Task. Show each line from the listing that includes the word "izda".

***** Data provided *****

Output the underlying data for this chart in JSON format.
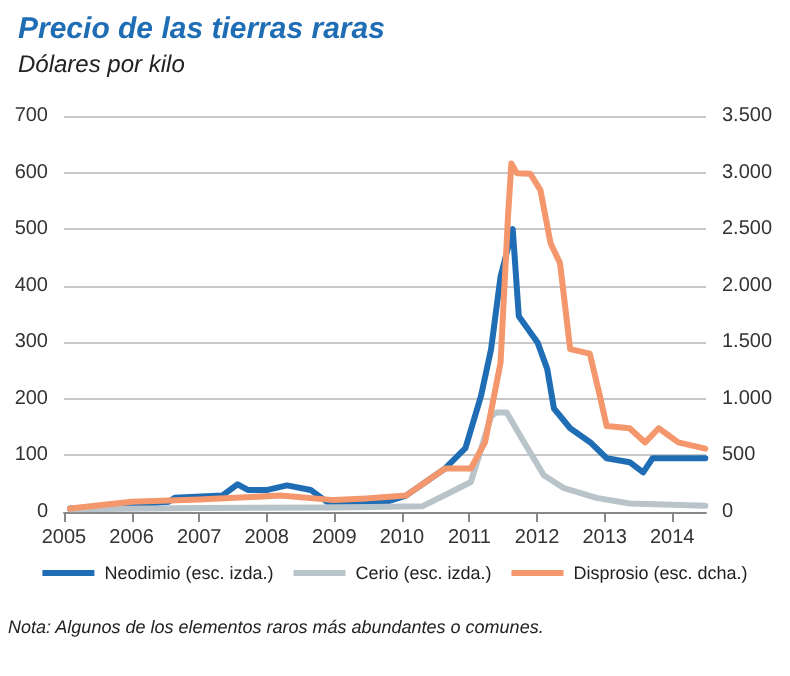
{
  "chart_data": {
    "type": "line",
    "title": "Precio de las tierras raras",
    "subtitle": "Dólares por kilo",
    "annotations": [
      "Nota: Algunos de los elementos raros más abundantes o comunes."
    ],
    "xlim": [
      2005,
      2014.5
    ],
    "xticks": [
      2005,
      2006,
      2007,
      2008,
      2009,
      2010,
      2011,
      2012,
      2013,
      2014
    ],
    "ylim": [
      0,
      700
    ],
    "yticks": [
      0,
      100,
      200,
      300,
      400,
      500,
      600,
      700
    ],
    "y2lim": [
      0,
      3500
    ],
    "y2ticks": [
      0,
      {
        "value": 500,
        "label": "500"
      },
      {
        "value": 1000,
        "label": "1.000"
      },
      {
        "value": 1500,
        "label": "1.500"
      },
      {
        "value": 2000,
        "label": "2.000"
      },
      {
        "value": 2500,
        "label": "2.500"
      },
      {
        "value": 3000,
        "label": "3.000"
      },
      {
        "value": 3500,
        "label": "3.500"
      }
    ],
    "grid": "y",
    "legend": "bottom",
    "marker": "none",
    "line_style": "solid",
    "series": [
      {
        "name": "Neodimio (esc. izda.)",
        "color": "#1f6db5",
        "x": [
          2005.09,
          2006.0,
          2006.55,
          2006.64,
          2007.34,
          2007.57,
          2007.72,
          2008.01,
          2008.3,
          2008.65,
          2008.89,
          2009.47,
          2009.77,
          2010.06,
          2010.64,
          2010.94,
          2011.17,
          2011.32,
          2011.46,
          2011.64,
          2011.73,
          2012.01,
          2012.15,
          2012.25,
          2012.49,
          2012.79,
          2013.03,
          2013.37,
          2013.57,
          2013.71,
          2014.0,
          2014.49
        ],
        "values": [
          6,
          12,
          18,
          25,
          29,
          49,
          39,
          39,
          47,
          39,
          18,
          18,
          18,
          29,
          77,
          113,
          205,
          288,
          416,
          500,
          346,
          299,
          253,
          183,
          148,
          123,
          95,
          88,
          70,
          95,
          95,
          95
        ]
      },
      {
        "name": "Cerio (esc. izda.)",
        "color": "#b8c4c9",
        "x": [
          2005.09,
          2007.0,
          2009.0,
          2010.3,
          2010.64,
          2011.02,
          2011.14,
          2011.32,
          2011.4,
          2011.55,
          2011.81,
          2012.1,
          2012.4,
          2012.88,
          2013.37,
          2014.49
        ],
        "values": [
          5,
          7,
          8,
          10,
          30,
          53,
          99,
          169,
          176,
          176,
          123,
          65,
          42,
          25,
          15,
          11
        ]
      },
      {
        "name": "Disprosio (esc. dcha.)",
        "color": "#f4976c",
        "axis": "y2",
        "x": [
          2005.09,
          2006.0,
          2007.0,
          2008.2,
          2009.0,
          2009.47,
          2010.06,
          2010.35,
          2010.64,
          2011.02,
          2011.23,
          2011.46,
          2011.57,
          2011.62,
          2011.7,
          2011.9,
          2012.05,
          2012.2,
          2012.34,
          2012.49,
          2012.78,
          2012.93,
          2013.03,
          2013.37,
          2013.6,
          2013.8,
          2014.09,
          2014.49
        ],
        "values": [
          30,
          90,
          110,
          145,
          105,
          120,
          145,
          265,
          385,
          385,
          615,
          1320,
          2610,
          3080,
          2995,
          2990,
          2845,
          2375,
          2200,
          1440,
          1400,
          1025,
          760,
          740,
          615,
          740,
          615,
          560
        ]
      }
    ]
  }
}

*****

Correct response.
        "name": "Neodimio (esc. izda.)",
        "name": "Cerio (esc. izda.)",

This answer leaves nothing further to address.